JOB -> Only the pictures are to be left out; set down the rest of the records exactly.

── EXERCISE MATERIAL

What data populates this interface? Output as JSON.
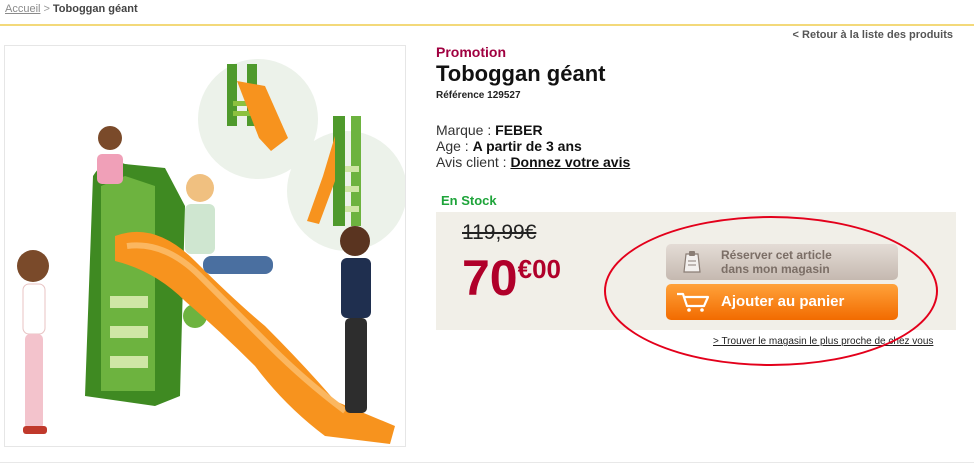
{
  "breadcrumb": {
    "home": "Accueil",
    "separator": ">",
    "current": "Toboggan géant"
  },
  "back_link": "< Retour à la liste des produits",
  "product": {
    "promo_label": "Promotion",
    "title": "Toboggan géant",
    "reference": "Référence 129527",
    "brand_label": "Marque :",
    "brand_value": "FEBER",
    "age_label": "Age :",
    "age_value": "A partir de 3 ans",
    "review_label": "Avis client :",
    "review_link": "Donnez votre avis"
  },
  "buy": {
    "stock": "En Stock",
    "old_price": "119,99€",
    "price_int": "70",
    "price_cents": "€00",
    "reserve_line1": "Réserver cet article",
    "reserve_line2": "dans mon magasin",
    "add_to_cart": "Ajouter au panier",
    "store_link": "> Trouver le magasin le plus proche de chez vous"
  },
  "colors": {
    "promo": "#a00040",
    "price": "#b0002a",
    "stock": "#1ea43a",
    "cart_button": "#f57a0f",
    "annotation": "#e3001b"
  }
}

────

ANSWER TO THE TASK ->
What data populates this interface? Output as JSON.
{
  "breadcrumb": {
    "home": "Accueil",
    "separator": ">",
    "current": "Toboggan géant"
  },
  "back_link": "< Retour à la liste des produits",
  "product": {
    "promo_label": "Promotion",
    "title": "Toboggan géant",
    "reference": "Référence 129527",
    "brand_label": "Marque :",
    "brand_value": "FEBER",
    "age_label": "Age :",
    "age_value": "A partir de 3 ans",
    "review_label": "Avis client :",
    "review_link": "Donnez votre avis"
  },
  "buy": {
    "stock": "En Stock",
    "old_price": "119,99€",
    "price_int": "70",
    "price_cents": "€00",
    "reserve_line1": "Réserver cet article",
    "reserve_line2": "dans mon magasin",
    "add_to_cart": "Ajouter au panier",
    "store_link": "> Trouver le magasin le plus proche de chez vous"
  },
  "colors": {
    "promo": "#a00040",
    "price": "#b0002a",
    "stock": "#1ea43a",
    "cart_button": "#f57a0f",
    "annotation": "#e3001b"
  }
}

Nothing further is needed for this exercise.